- [DATA RECORDS]
/---
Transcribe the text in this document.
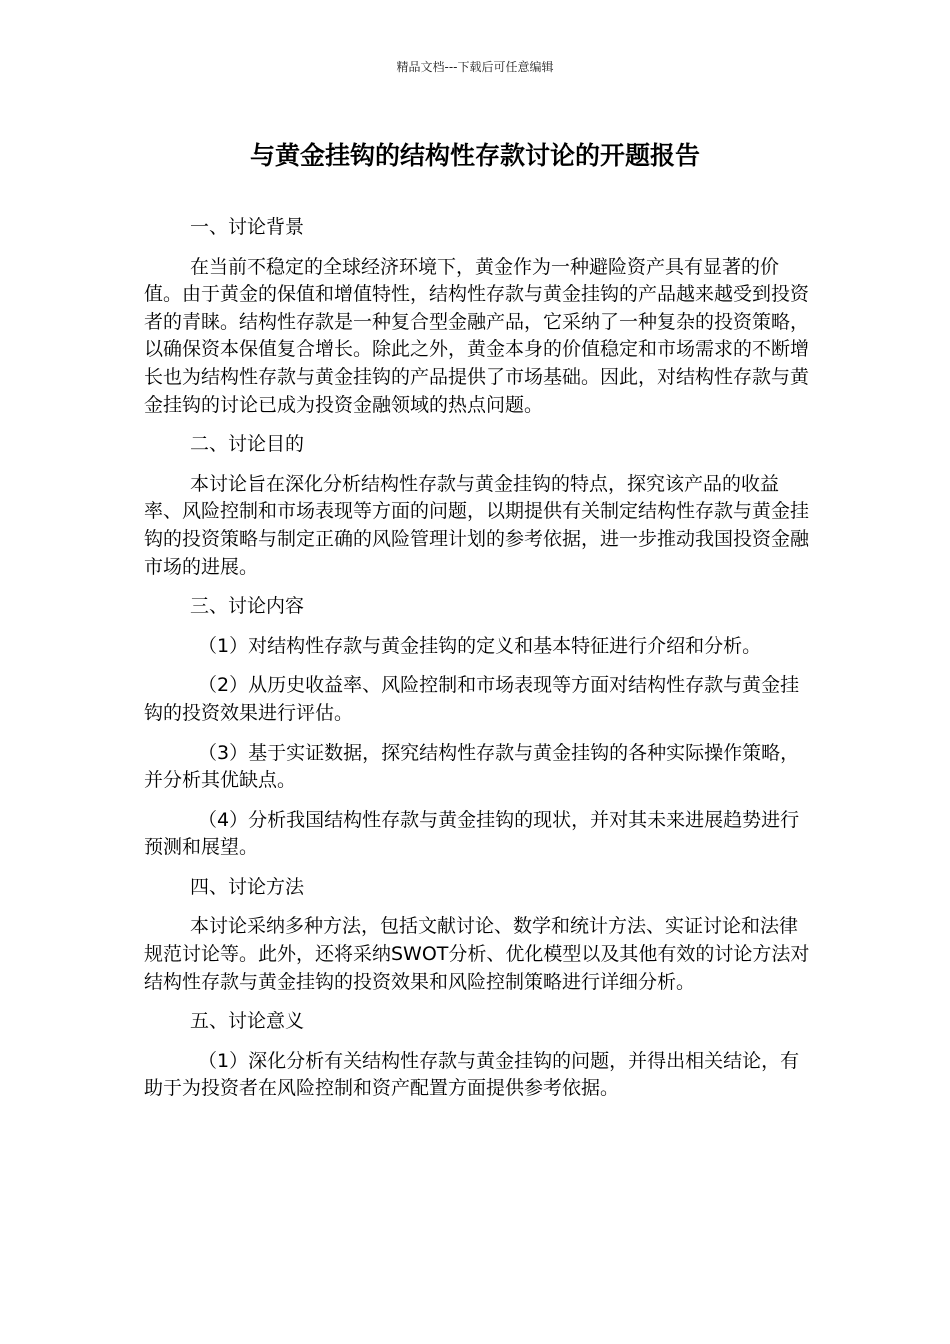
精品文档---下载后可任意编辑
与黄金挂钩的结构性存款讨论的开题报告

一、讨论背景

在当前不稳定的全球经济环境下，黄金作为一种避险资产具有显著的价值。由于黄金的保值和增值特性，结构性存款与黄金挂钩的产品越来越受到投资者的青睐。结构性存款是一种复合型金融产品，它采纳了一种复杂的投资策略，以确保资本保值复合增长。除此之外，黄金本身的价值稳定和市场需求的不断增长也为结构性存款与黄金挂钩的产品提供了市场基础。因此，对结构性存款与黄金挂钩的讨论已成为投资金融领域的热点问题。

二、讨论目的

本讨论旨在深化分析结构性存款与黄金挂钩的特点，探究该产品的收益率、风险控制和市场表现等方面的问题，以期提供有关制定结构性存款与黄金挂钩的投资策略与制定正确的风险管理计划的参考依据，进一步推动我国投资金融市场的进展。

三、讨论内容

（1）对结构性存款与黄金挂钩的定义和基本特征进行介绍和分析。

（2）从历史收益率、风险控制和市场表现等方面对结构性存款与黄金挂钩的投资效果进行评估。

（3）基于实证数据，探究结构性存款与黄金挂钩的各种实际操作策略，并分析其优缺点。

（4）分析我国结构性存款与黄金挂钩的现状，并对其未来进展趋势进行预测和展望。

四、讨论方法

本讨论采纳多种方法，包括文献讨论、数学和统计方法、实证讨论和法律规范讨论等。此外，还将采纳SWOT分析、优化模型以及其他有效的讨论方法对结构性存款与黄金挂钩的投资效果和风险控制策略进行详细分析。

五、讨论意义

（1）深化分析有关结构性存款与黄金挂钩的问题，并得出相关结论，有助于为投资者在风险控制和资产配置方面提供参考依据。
\---
- [TASK BRIEF] Without including any picture, repeat the data exactly.

- [WRITTEN ANSWER]
Transcribe the text in this document.
精品文档---下载后可任意编辑
与黄金挂钩的结构性存款讨论的开题报告

一、讨论背景

在当前不稳定的全球经济环境下，黄金作为一种避险资产具有显著的价值。由于黄金的保值和增值特性，结构性存款与黄金挂钩的产品越来越受到投资者的青睐。结构性存款是一种复合型金融产品，它采纳了一种复杂的投资策略，以确保资本保值复合增长。除此之外，黄金本身的价值稳定和市场需求的不断增长也为结构性存款与黄金挂钩的产品提供了市场基础。因此，对结构性存款与黄金挂钩的讨论已成为投资金融领域的热点问题。

二、讨论目的

本讨论旨在深化分析结构性存款与黄金挂钩的特点，探究该产品的收益率、风险控制和市场表现等方面的问题，以期提供有关制定结构性存款与黄金挂钩的投资策略与制定正确的风险管理计划的参考依据，进一步推动我国投资金融市场的进展。

三、讨论内容

（1）对结构性存款与黄金挂钩的定义和基本特征进行介绍和分析。

（2）从历史收益率、风险控制和市场表现等方面对结构性存款与黄金挂钩的投资效果进行评估。

（3）基于实证数据，探究结构性存款与黄金挂钩的各种实际操作策略，并分析其优缺点。

（4）分析我国结构性存款与黄金挂钩的现状，并对其未来进展趋势进行预测和展望。

四、讨论方法

本讨论采纳多种方法，包括文献讨论、数学和统计方法、实证讨论和法律规范讨论等。此外，还将采纳SWOT分析、优化模型以及其他有效的讨论方法对结构性存款与黄金挂钩的投资效果和风险控制策略进行详细分析。

五、讨论意义

（1）深化分析有关结构性存款与黄金挂钩的问题，并得出相关结论，有助于为投资者在风险控制和资产配置方面提供参考依据。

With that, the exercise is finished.